Figure content listings:
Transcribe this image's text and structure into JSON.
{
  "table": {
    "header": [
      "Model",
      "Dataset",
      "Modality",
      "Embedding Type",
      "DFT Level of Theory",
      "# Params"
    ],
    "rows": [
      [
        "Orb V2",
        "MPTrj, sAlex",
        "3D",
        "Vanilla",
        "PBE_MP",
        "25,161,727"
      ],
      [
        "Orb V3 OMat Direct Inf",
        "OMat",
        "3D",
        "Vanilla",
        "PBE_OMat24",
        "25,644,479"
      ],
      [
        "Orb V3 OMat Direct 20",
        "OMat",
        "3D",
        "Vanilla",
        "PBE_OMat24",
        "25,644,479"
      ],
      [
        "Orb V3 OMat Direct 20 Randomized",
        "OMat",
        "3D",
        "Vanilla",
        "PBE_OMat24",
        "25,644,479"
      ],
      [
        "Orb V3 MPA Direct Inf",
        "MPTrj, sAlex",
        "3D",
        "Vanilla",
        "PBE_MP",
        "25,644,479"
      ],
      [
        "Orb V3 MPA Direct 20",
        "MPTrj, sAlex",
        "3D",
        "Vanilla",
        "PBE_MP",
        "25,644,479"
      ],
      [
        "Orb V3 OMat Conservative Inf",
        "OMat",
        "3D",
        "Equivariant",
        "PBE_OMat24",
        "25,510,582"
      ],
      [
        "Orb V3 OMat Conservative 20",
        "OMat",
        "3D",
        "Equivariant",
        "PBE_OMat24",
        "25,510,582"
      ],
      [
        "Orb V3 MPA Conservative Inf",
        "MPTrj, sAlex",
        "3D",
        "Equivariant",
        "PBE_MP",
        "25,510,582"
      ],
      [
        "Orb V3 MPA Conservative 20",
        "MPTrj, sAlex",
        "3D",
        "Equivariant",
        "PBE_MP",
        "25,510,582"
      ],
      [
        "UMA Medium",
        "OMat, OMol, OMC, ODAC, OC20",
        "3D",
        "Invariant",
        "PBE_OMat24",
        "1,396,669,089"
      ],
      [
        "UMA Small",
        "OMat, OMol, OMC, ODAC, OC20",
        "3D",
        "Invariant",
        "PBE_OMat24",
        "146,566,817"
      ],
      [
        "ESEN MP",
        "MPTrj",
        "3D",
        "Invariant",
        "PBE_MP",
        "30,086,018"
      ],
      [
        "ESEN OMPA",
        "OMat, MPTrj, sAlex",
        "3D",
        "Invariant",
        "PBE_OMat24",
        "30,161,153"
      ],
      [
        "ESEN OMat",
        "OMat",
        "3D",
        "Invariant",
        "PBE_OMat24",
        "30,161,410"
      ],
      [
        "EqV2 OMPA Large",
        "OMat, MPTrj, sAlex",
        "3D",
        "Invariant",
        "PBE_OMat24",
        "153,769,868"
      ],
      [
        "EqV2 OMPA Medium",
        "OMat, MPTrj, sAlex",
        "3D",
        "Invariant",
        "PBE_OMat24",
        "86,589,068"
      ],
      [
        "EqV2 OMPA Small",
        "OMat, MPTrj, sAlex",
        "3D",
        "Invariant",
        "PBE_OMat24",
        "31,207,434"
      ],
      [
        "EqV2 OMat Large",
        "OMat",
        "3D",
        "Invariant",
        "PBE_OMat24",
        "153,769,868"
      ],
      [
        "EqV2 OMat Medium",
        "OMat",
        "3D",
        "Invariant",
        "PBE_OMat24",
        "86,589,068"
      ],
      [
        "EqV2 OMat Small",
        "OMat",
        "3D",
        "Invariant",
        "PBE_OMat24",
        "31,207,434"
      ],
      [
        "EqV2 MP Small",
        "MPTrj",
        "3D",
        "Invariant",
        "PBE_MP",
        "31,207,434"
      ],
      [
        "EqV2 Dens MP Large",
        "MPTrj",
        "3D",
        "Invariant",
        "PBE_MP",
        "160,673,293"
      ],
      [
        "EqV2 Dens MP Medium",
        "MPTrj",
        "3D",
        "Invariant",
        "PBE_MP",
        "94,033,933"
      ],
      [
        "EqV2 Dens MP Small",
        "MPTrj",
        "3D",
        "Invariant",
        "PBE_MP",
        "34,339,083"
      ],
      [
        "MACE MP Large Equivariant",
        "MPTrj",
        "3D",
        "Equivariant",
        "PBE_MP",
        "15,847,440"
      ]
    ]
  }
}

## [Exercise goal]
Repeat the material above in full, exactly as it stands.

## [Answer to this task]
Transcribe this image's text and structure into JSON.
{
  "table": {
    "header": [
      "Model",
      "Dataset",
      "Modality",
      "Embedding Type",
      "DFT Level of Theory",
      "# Params"
    ],
    "rows": [
      [
        "Orb V2",
        "MPTrj, sAlex",
        "3D",
        "Vanilla",
        "PBE_MP",
        "25,161,727"
      ],
      [
        "Orb V3 OMat Direct Inf",
        "OMat",
        "3D",
        "Vanilla",
        "PBE_OMat24",
        "25,644,479"
      ],
      [
        "Orb V3 OMat Direct 20",
        "OMat",
        "3D",
        "Vanilla",
        "PBE_OMat24",
        "25,644,479"
      ],
      [
        "Orb V3 OMat Direct 20 Randomized",
        "OMat",
        "3D",
        "Vanilla",
        "PBE_OMat24",
        "25,644,479"
      ],
      [
        "Orb V3 MPA Direct Inf",
        "MPTrj, sAlex",
        "3D",
        "Vanilla",
        "PBE_MP",
        "25,644,479"
      ],
      [
        "Orb V3 MPA Direct 20",
        "MPTrj, sAlex",
        "3D",
        "Vanilla",
        "PBE_MP",
        "25,644,479"
      ],
      [
        "Orb V3 OMat Conservative Inf",
        "OMat",
        "3D",
        "Equivariant",
        "PBE_OMat24",
        "25,510,582"
      ],
      [
        "Orb V3 OMat Conservative 20",
        "OMat",
        "3D",
        "Equivariant",
        "PBE_OMat24",
        "25,510,582"
      ],
      [
        "Orb V3 MPA Conservative Inf",
        "MPTrj, sAlex",
        "3D",
        "Equivariant",
        "PBE_MP",
        "25,510,582"
      ],
      [
        "Orb V3 MPA Conservative 20",
        "MPTrj, sAlex",
        "3D",
        "Equivariant",
        "PBE_MP",
        "25,510,582"
      ],
      [
        "UMA Medium",
        "OMat, OMol, OMC, ODAC, OC20",
        "3D",
        "Invariant",
        "PBE_OMat24",
        "1,396,669,089"
      ],
      [
        "UMA Small",
        "OMat, OMol, OMC, ODAC, OC20",
        "3D",
        "Invariant",
        "PBE_OMat24",
        "146,566,817"
      ],
      [
        "ESEN MP",
        "MPTrj",
        "3D",
        "Invariant",
        "PBE_MP",
        "30,086,018"
      ],
      [
        "ESEN OMPA",
        "OMat, MPTrj, sAlex",
        "3D",
        "Invariant",
        "PBE_OMat24",
        "30,161,153"
      ],
      [
        "ESEN OMat",
        "OMat",
        "3D",
        "Invariant",
        "PBE_OMat24",
        "30,161,410"
      ],
      [
        "EqV2 OMPA Large",
        "OMat, MPTrj, sAlex",
        "3D",
        "Invariant",
        "PBE_OMat24",
        "153,769,868"
      ],
      [
        "EqV2 OMPA Medium",
        "OMat, MPTrj, sAlex",
        "3D",
        "Invariant",
        "PBE_OMat24",
        "86,589,068"
      ],
      [
        "EqV2 OMPA Small",
        "OMat, MPTrj, sAlex",
        "3D",
        "Invariant",
        "PBE_OMat24",
        "31,207,434"
      ],
      [
        "EqV2 OMat Large",
        "OMat",
        "3D",
        "Invariant",
        "PBE_OMat24",
        "153,769,868"
      ],
      [
        "EqV2 OMat Medium",
        "OMat",
        "3D",
        "Invariant",
        "PBE_OMat24",
        "86,589,068"
      ],
      [
        "EqV2 OMat Small",
        "OMat",
        "3D",
        "Invariant",
        "PBE_OMat24",
        "31,207,434"
      ],
      [
        "EqV2 MP Small",
        "MPTrj",
        "3D",
        "Invariant",
        "PBE_MP",
        "31,207,434"
      ],
      [
        "EqV2 Dens MP Large",
        "MPTrj",
        "3D",
        "Invariant",
        "PBE_MP",
        "160,673,293"
      ],
      [
        "EqV2 Dens MP Medium",
        "MPTrj",
        "3D",
        "Invariant",
        "PBE_MP",
        "94,033,933"
      ],
      [
        "EqV2 Dens MP Small",
        "MPTrj",
        "3D",
        "Invariant",
        "PBE_MP",
        "34,339,083"
      ],
      [
        "MACE MP Large Equivariant",
        "MPTrj",
        "3D",
        "Equivariant",
        "PBE_MP",
        "15,847,440"
      ]
    ]
  }
}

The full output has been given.